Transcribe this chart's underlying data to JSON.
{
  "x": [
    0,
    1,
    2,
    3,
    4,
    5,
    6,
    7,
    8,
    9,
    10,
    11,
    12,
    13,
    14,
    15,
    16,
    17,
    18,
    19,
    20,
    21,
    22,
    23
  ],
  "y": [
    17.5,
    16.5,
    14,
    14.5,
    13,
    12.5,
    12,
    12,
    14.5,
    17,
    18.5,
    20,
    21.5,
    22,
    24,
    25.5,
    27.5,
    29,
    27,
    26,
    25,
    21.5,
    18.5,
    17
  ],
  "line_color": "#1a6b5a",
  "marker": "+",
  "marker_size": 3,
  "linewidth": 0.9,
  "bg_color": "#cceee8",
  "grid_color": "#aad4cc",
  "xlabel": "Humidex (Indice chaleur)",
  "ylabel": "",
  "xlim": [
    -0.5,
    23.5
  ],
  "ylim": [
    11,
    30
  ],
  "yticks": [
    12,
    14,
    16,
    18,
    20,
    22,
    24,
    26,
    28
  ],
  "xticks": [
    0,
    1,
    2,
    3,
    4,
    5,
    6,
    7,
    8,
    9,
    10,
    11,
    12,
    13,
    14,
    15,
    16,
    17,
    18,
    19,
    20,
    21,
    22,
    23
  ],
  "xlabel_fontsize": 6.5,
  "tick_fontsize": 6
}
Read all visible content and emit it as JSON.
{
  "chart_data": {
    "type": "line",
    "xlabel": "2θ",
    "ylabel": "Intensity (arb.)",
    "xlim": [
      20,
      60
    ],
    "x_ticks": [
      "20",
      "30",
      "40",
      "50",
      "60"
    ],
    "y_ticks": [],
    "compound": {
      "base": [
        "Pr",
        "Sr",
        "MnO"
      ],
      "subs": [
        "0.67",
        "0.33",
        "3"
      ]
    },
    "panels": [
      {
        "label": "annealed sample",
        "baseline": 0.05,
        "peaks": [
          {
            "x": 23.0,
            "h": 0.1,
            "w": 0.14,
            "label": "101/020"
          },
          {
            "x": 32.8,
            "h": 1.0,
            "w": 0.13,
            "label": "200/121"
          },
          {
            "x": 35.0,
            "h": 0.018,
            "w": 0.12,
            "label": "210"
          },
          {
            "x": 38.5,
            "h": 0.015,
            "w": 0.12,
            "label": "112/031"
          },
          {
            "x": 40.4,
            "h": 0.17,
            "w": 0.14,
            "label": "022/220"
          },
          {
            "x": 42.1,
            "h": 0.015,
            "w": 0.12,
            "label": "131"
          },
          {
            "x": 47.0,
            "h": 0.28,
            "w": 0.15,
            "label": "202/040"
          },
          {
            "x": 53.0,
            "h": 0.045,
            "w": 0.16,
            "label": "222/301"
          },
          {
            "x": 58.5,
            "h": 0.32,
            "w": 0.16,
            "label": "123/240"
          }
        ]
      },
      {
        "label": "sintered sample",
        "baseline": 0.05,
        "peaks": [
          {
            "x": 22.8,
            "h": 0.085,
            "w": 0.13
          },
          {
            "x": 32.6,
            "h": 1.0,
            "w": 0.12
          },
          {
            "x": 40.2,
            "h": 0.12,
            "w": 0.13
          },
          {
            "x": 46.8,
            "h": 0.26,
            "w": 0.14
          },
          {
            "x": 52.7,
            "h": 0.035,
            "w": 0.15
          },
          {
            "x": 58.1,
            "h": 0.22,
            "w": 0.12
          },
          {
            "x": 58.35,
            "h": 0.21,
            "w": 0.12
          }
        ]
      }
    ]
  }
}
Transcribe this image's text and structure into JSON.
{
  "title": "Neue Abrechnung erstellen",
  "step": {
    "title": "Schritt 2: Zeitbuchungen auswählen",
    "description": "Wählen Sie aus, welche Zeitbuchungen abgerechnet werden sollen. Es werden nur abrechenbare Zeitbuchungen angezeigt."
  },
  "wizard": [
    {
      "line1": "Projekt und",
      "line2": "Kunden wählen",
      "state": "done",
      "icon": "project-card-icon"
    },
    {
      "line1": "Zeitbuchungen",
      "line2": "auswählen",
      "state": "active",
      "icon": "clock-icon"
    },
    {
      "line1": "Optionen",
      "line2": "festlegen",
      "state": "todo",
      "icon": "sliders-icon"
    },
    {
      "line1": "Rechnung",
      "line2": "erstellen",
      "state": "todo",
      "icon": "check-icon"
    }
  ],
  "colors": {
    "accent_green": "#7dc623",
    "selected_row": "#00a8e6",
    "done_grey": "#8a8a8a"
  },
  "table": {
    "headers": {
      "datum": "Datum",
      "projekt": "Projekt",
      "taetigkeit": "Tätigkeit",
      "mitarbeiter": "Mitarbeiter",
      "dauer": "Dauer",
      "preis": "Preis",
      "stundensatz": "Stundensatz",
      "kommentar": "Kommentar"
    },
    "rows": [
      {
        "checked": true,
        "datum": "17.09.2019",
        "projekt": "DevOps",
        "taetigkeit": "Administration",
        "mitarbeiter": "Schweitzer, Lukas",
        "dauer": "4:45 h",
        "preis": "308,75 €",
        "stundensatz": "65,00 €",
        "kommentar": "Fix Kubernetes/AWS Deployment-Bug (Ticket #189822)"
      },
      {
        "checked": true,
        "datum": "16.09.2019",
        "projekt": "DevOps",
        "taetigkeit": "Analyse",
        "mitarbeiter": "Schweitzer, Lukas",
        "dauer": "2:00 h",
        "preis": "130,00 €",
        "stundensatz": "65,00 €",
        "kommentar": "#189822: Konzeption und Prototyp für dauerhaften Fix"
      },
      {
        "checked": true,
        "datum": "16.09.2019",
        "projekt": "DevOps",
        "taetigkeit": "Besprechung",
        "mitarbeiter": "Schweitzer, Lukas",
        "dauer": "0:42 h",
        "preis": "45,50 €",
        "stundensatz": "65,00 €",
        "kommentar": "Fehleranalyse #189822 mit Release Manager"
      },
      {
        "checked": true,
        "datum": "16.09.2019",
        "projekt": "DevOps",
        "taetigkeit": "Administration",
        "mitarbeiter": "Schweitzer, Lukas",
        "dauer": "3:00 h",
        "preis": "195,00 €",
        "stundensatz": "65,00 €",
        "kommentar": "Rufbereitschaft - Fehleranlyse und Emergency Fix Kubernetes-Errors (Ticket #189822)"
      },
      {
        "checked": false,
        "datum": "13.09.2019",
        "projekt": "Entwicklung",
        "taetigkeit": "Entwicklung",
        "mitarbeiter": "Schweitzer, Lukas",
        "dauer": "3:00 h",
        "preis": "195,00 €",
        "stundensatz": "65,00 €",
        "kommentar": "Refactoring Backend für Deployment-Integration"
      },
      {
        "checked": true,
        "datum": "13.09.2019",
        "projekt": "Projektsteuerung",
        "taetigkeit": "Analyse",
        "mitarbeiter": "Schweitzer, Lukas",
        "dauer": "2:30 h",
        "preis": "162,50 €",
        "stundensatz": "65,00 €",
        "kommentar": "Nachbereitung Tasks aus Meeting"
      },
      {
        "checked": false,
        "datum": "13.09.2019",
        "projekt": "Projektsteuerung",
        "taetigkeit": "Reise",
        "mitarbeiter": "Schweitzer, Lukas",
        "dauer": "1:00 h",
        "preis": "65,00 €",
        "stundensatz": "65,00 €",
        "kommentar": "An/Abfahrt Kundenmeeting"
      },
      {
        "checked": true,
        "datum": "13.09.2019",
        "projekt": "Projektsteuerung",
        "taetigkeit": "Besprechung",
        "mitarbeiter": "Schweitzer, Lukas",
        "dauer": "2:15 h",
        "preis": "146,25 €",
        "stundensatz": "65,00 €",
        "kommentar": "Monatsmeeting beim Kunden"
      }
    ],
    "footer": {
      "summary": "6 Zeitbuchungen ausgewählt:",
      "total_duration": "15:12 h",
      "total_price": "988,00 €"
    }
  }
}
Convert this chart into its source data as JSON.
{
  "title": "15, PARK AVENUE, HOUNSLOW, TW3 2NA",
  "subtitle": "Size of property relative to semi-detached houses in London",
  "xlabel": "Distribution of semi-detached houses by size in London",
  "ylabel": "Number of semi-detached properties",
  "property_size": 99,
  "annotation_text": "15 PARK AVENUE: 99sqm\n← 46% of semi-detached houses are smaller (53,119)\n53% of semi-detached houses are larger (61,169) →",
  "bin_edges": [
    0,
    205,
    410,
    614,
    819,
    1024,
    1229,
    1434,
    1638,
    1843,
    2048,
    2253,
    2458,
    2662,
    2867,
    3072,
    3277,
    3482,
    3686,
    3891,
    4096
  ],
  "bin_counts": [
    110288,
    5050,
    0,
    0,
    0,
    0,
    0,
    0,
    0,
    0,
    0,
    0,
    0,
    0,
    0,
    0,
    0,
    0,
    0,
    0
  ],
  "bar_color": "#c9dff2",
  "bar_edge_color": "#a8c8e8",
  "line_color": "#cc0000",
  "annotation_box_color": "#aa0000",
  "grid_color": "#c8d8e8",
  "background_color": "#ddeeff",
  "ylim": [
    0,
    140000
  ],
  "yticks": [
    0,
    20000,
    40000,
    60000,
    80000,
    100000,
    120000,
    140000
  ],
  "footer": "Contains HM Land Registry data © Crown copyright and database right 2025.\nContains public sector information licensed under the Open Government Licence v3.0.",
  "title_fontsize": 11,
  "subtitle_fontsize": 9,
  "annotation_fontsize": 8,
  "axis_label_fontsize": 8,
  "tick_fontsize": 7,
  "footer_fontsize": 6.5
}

□ □ □

Exercise details » Only the count is wanted: report how many lines of the material above hold the word "state".

Result for this task » 4